→ Exercise description: Here are some records; copy every line that holds the word "Barley".

→ Information shown:
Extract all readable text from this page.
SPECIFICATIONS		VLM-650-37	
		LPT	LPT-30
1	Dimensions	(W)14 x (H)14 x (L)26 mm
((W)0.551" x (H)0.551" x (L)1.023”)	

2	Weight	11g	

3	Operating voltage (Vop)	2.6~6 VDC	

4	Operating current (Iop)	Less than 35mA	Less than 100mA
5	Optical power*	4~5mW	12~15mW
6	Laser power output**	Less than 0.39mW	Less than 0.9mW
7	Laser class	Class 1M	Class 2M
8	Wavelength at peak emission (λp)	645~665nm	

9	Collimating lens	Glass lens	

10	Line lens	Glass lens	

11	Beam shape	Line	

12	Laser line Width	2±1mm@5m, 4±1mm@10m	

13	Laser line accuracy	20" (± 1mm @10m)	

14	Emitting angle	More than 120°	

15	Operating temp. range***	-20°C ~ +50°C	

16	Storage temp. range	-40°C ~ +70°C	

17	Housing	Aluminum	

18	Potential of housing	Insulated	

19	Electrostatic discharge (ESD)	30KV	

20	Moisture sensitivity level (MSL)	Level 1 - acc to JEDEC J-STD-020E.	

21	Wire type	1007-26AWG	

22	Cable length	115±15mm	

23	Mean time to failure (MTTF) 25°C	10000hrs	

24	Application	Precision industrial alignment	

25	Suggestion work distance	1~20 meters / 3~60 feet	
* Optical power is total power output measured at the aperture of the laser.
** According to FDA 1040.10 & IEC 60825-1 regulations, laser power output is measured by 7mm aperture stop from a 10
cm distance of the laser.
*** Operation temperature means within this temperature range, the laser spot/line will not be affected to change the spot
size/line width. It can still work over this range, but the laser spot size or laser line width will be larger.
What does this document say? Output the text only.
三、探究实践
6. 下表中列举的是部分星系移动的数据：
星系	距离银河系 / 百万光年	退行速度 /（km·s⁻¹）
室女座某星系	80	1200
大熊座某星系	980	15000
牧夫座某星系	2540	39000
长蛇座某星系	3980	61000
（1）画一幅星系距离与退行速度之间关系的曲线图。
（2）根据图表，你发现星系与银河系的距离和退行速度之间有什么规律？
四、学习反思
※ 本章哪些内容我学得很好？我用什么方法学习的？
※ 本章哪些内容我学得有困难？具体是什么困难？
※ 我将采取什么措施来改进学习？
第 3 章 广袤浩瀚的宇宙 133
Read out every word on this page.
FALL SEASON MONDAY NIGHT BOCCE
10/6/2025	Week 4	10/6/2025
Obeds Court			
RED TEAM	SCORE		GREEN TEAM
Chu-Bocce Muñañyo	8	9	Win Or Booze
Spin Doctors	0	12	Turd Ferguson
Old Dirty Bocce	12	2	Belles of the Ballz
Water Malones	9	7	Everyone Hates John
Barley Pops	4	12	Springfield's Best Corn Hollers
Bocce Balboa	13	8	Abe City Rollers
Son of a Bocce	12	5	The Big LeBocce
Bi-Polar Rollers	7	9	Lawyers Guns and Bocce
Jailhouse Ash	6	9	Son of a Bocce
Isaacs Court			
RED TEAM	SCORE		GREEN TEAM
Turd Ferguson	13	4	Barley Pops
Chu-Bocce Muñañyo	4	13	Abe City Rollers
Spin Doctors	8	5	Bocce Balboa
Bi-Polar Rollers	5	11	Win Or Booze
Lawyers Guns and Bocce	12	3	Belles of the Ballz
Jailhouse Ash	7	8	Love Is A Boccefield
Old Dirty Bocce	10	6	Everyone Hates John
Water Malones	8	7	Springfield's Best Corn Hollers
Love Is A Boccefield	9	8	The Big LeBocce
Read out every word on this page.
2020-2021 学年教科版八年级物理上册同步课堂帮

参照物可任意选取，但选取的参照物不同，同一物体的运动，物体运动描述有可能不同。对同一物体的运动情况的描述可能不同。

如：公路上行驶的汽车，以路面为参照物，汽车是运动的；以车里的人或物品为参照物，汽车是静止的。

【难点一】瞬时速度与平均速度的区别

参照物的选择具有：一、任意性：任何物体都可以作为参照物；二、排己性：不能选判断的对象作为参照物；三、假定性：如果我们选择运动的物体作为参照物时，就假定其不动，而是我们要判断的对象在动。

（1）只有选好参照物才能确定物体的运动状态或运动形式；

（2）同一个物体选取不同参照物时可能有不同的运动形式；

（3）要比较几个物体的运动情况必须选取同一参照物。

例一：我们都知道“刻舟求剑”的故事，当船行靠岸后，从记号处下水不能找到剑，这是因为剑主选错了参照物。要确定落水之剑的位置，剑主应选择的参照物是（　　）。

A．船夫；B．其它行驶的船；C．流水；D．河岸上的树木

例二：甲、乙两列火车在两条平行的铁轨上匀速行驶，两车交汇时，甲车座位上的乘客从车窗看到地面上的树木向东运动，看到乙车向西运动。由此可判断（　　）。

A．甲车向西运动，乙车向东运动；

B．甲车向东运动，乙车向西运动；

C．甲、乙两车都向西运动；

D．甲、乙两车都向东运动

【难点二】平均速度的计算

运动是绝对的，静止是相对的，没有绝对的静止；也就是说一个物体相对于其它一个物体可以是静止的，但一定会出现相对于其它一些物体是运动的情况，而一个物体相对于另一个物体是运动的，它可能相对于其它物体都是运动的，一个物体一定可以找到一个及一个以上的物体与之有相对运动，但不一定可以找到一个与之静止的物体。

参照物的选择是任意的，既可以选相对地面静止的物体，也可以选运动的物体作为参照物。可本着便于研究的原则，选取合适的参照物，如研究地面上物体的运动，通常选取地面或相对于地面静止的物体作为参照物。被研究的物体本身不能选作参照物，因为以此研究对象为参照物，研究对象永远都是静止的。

→ Solution for this task:
Barley Pops	4	12	Springfield's Best Corn Hollers
Turd Ferguson	13	4	Barley Pops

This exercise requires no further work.